Tally every line featuring "Comissão", then give that tally alone.

#####

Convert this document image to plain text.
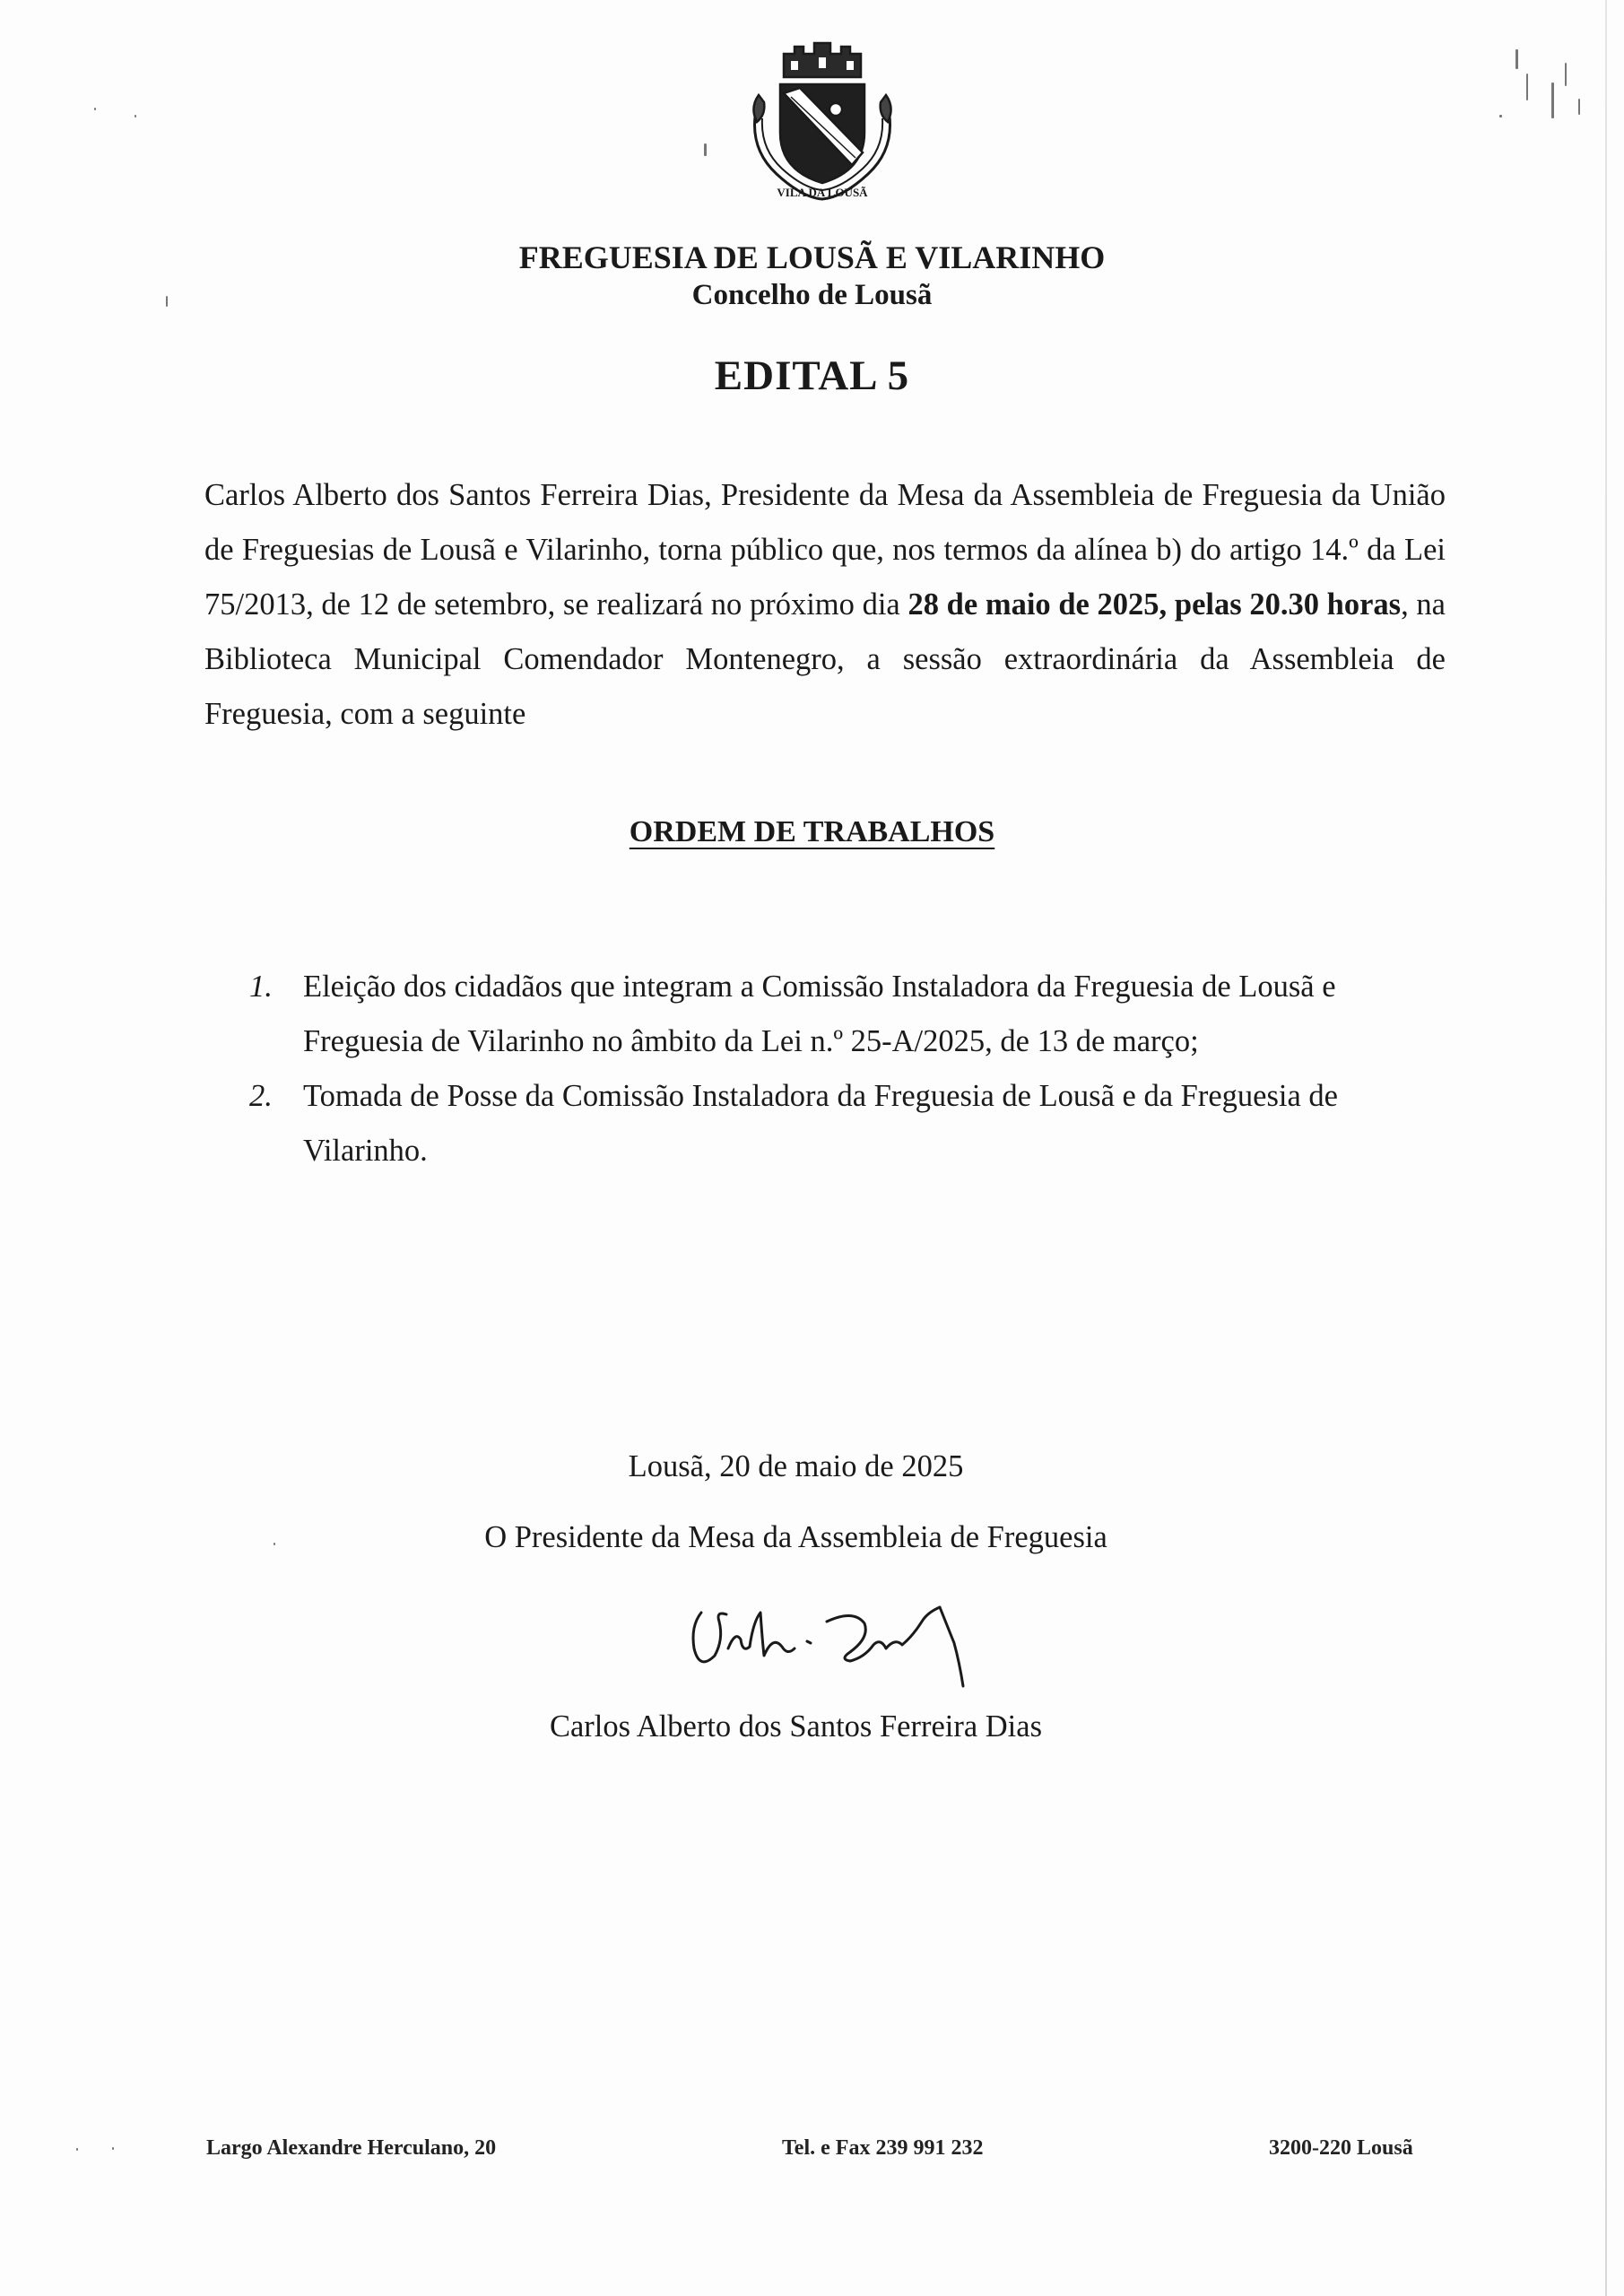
VILA DA LOUSÃ
FREGUESIA DE LOUSÃ E VILARINHO
Concelho de Lousã
EDITAL 5
Carlos Alberto dos Santos Ferreira Dias, Presidente da Mesa da Assembleia de Freguesia da União de Freguesias de Lousã e Vilarinho, torna público que, nos termos da alínea b) do artigo 14.º da Lei 75/2013, de 12 de setembro, se realizará no próximo dia 28 de maio de 2025, pelas 20.30 horas, na Biblioteca Municipal Comendador Montenegro, a sessão extraordinária da Assembleia de Freguesia, com a seguinte
ORDEM DE TRABALHOS
1. Eleição dos cidadãos que integram a Comissão Instaladora da Freguesia de Lousã e Freguesia de Vilarinho no âmbito da Lei n.º 25-A/2025, de 13 de março;
2. Tomada de Posse da Comissão Instaladora da Freguesia de Lousã e da Freguesia de Vilarinho.
Lousã, 20 de maio de 2025
O Presidente da Mesa da Assembleia de Freguesia
Carlos Alberto dos Santos Ferreira Dias
Largo Alexandre Herculano, 20	Tel. e Fax 239 991 232	3200-220 Lousã
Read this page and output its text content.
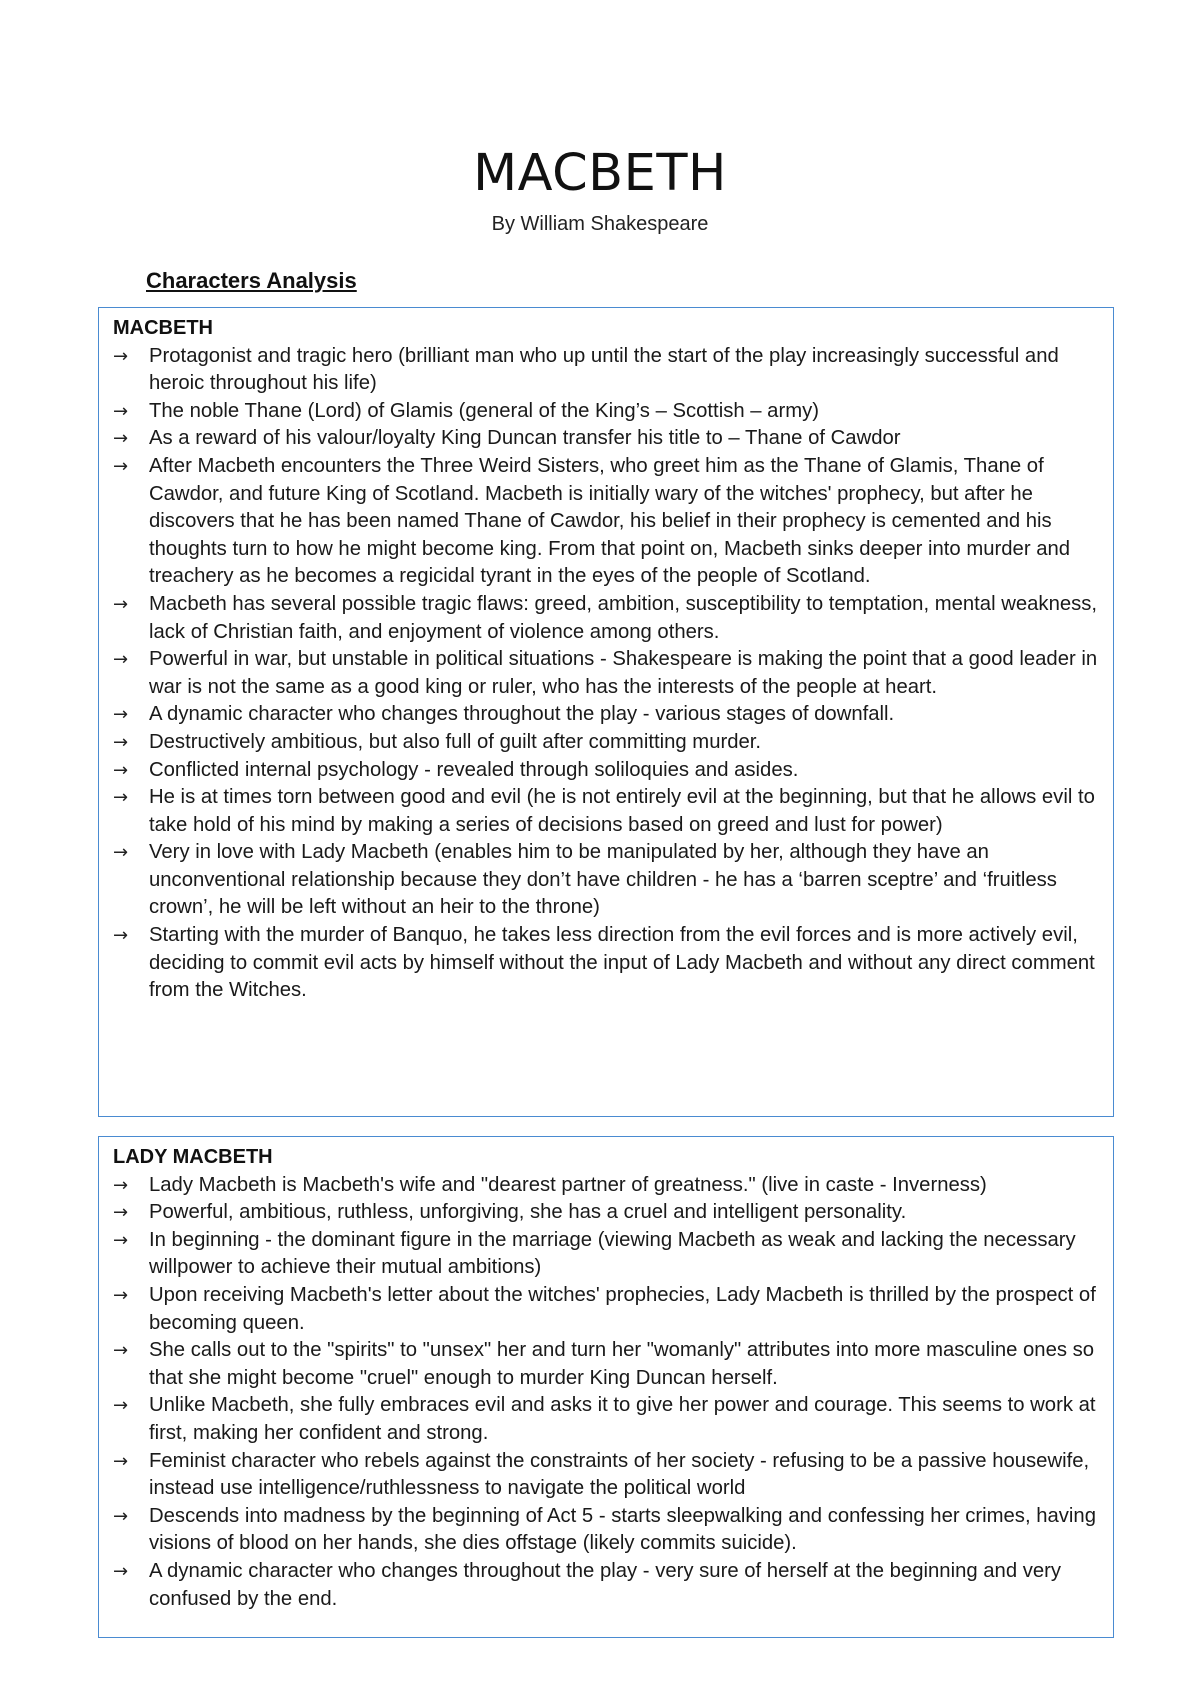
MACBETH
By William Shakespeare
Characters Analysis
MACBETH
→	Protagonist and tragic hero (brilliant man who up until the start of the play increasingly successful and heroic throughout his life)
→	The noble Thane (Lord) of Glamis (general of the King’s – Scottish – army)
→	As a reward of his valour/loyalty King Duncan transfer his title to – Thane of Cawdor
→	After Macbeth encounters the Three Weird Sisters, who greet him as the Thane of Glamis, Thane of Cawdor, and future King of Scotland. Macbeth is initially wary of the witches' prophecy, but after he discovers that he has been named Thane of Cawdor, his belief in their prophecy is cemented and his thoughts turn to how he might become king. From that point on, Macbeth sinks deeper into murder and treachery as he becomes a regicidal tyrant in the eyes of the people of Scotland.
→	Macbeth has several possible tragic flaws: greed, ambition, susceptibility to temptation, mental weakness, lack of Christian faith, and enjoyment of violence among others.
→	Powerful in war, but unstable in political situations - Shakespeare is making the point that a good leader in war is not the same as a good king or ruler, who has the interests of the people at heart.
→	A dynamic character who changes throughout the play - various stages of downfall.
→	Destructively ambitious, but also full of guilt after committing murder.
→	Conflicted internal psychology - revealed through soliloquies and asides.
→	He is at times torn between good and evil (he is not entirely evil at the beginning, but that he allows evil to take hold of his mind by making a series of decisions based on greed and lust for power)
→	Very in love with Lady Macbeth (enables him to be manipulated by her, although they have an unconventional relationship because they don’t have children - he has a ‘barren sceptre’ and ‘fruitless crown’, he will be left without an heir to the throne)
→	Starting with the murder of Banquo, he takes less direction from the evil forces and is more actively evil, deciding to commit evil acts by himself without the input of Lady Macbeth and without any direct comment from the Witches.
LADY MACBETH
→	Lady Macbeth is Macbeth's wife and "dearest partner of greatness." (live in caste - Inverness)
→	Powerful, ambitious, ruthless, unforgiving, she has a cruel and intelligent personality.
→	In beginning - the dominant figure in the marriage (viewing Macbeth as weak and lacking the necessary willpower to achieve their mutual ambitions)
→	Upon receiving Macbeth's letter about the witches' prophecies, Lady Macbeth is thrilled by the prospect of becoming queen.
→	She calls out to the "spirits" to "unsex" her and turn her "womanly" attributes into more masculine ones so that she might become "cruel" enough to murder King Duncan herself.
→	Unlike Macbeth, she fully embraces evil and asks it to give her power and courage. This seems to work at first, making her confident and strong.
→	Feminist character who rebels against the constraints of her society - refusing to be a passive housewife, instead use intelligence/ruthlessness to navigate the political world
→	Descends into madness by the beginning of Act 5 - starts sleepwalking and confessing her crimes, having visions of blood on her hands, she dies offstage (likely commits suicide).
→	A dynamic character who changes throughout the play - very sure of herself at the beginning and very confused by the end.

#####

_Correct output:_
2